### Task requirements
Every entry below should be transcribed exactly; pictures stay out of the copy.

### Extracted data entries
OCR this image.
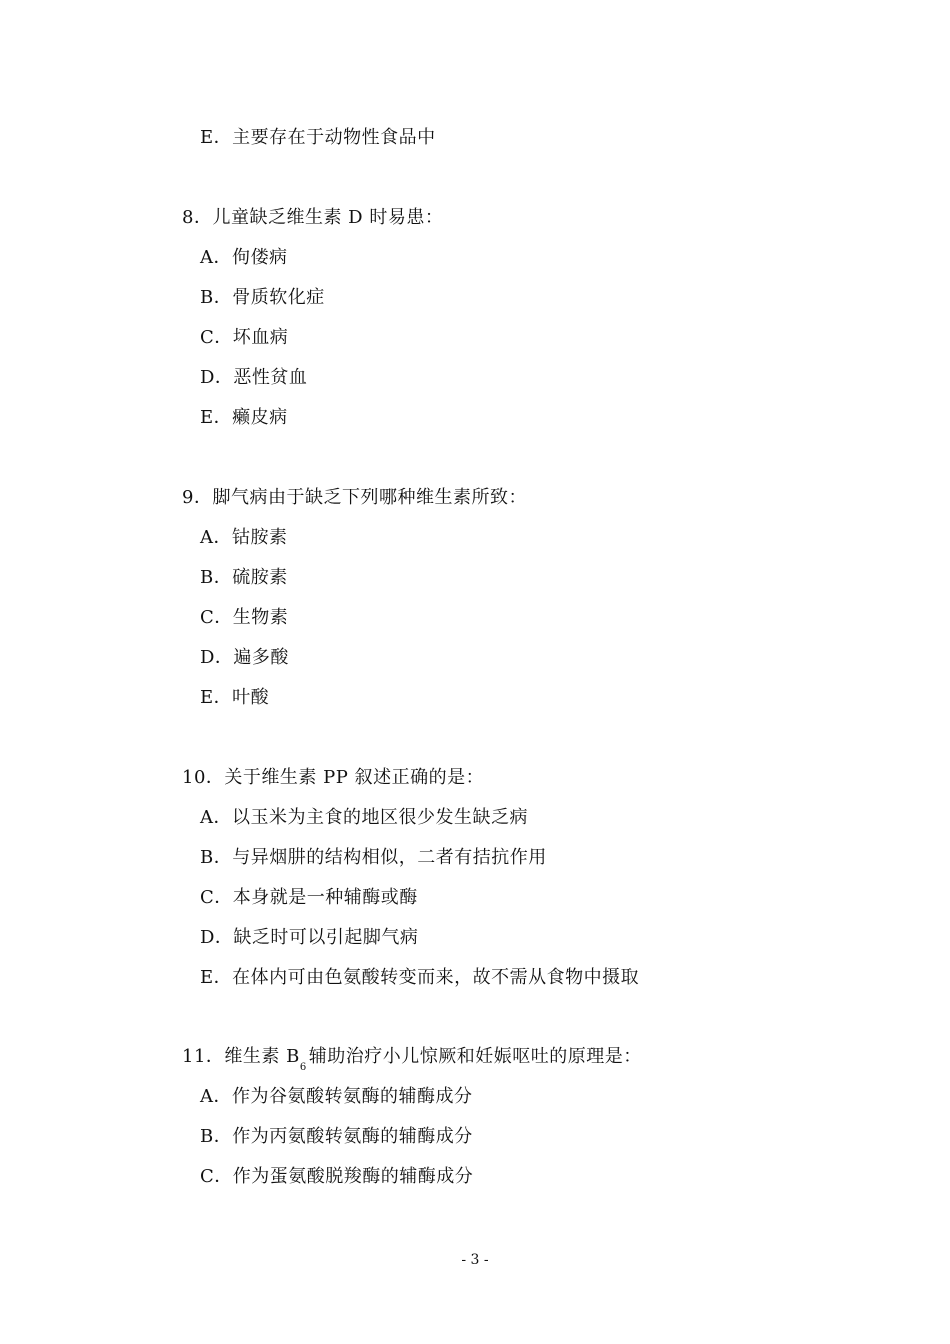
E．主要存在于动物性食品中
8．儿童缺乏维生素 D 时易患：
A．佝偻病
B．骨质软化症
C．坏血病
D．恶性贫血
E．癞皮病
9．脚气病由于缺乏下列哪种维生素所致：
A．钴胺素
B．硫胺素
C．生物素
D．遍多酸
E．叶酸
10．关于维生素 PP 叙述正确的是：
A．以玉米为主食的地区很少发生缺乏病
B．与异烟肼的结构相似，二者有拮抗作用
C．本身就是一种辅酶或酶
D．缺乏时可以引起脚气病
E．在体内可由色氨酸转变而来，故不需从食物中摄取
11．维生素 $B_6$辅助治疗小儿惊厥和妊娠呕吐的原理是：
A．作为谷氨酸转氨酶的辅酶成分
B．作为丙氨酸转氨酶的辅酶成分
C．作为蛋氨酸脱羧酶的辅酶成分
- 3 -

### Written reply
OCR this image.
E．主要存在于动物性食品中
8．儿童缺乏维生素 D 时易患：
A．佝偻病
B．骨质软化症
C．坏血病
D．恶性贫血
E．癞皮病
9．脚气病由于缺乏下列哪种维生素所致：
A．钴胺素
B．硫胺素
C．生物素
D．遍多酸
E．叶酸
10．关于维生素 PP 叙述正确的是：
A．以玉米为主食的地区很少发生缺乏病
B．与异烟肼的结构相似，二者有拮抗作用
C．本身就是一种辅酶或酶
D．缺乏时可以引起脚气病
E．在体内可由色氨酸转变而来，故不需从食物中摄取
11．维生素 $B_6$辅助治疗小儿惊厥和妊娠呕吐的原理是：
A．作为谷氨酸转氨酶的辅酶成分
B．作为丙氨酸转氨酶的辅酶成分
C．作为蛋氨酸脱羧酶的辅酶成分
- 3 -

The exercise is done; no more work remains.